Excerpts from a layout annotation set
⁂

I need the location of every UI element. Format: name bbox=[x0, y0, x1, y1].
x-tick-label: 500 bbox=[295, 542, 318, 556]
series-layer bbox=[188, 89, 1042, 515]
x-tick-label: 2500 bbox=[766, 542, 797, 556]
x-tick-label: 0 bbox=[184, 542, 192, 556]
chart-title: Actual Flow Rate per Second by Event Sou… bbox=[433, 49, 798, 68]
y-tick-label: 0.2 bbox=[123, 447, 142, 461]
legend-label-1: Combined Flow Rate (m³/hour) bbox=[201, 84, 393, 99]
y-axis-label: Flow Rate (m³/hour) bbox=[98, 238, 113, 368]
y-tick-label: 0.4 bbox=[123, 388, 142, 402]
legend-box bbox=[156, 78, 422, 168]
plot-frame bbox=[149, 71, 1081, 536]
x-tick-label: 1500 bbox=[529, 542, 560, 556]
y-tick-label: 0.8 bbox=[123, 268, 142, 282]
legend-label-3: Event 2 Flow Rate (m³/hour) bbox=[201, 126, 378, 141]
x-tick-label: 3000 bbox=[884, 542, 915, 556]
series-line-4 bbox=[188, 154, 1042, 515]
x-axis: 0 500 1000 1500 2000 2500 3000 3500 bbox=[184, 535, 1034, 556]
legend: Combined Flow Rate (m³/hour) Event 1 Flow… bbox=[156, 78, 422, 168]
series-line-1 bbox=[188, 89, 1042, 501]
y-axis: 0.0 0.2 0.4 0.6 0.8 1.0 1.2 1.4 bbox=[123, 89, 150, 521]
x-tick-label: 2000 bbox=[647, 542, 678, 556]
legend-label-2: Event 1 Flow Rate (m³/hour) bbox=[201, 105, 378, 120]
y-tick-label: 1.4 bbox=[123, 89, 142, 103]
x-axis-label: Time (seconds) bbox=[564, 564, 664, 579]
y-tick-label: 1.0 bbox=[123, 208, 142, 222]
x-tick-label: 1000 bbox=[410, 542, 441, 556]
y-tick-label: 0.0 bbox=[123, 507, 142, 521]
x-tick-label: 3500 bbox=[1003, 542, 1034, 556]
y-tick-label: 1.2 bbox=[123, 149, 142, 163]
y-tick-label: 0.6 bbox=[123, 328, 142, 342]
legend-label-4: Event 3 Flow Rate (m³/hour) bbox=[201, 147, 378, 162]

⁂

What is needed: Please list every line of the data above that contains the word "Flow", copying each line in full.

Output of the exercise:
chart-title: Actual Flow Rate per Second by Event Sou… bbox=[433, 49, 798, 68]
legend-label-1: Combined Flow Rate (m³/hour) bbox=[201, 84, 393, 99]
y-axis-label: Flow Rate (m³/hour) bbox=[98, 238, 113, 368]
legend-label-3: Event 2 Flow Rate (m³/hour) bbox=[201, 126, 378, 141]
legend: Combined Flow Rate (m³/hour) Event 1 Flow… bbox=[156, 78, 422, 168]
legend-label-2: Event 1 Flow Rate (m³/hour) bbox=[201, 105, 378, 120]
legend-label-4: Event 3 Flow Rate (m³/hour) bbox=[201, 147, 378, 162]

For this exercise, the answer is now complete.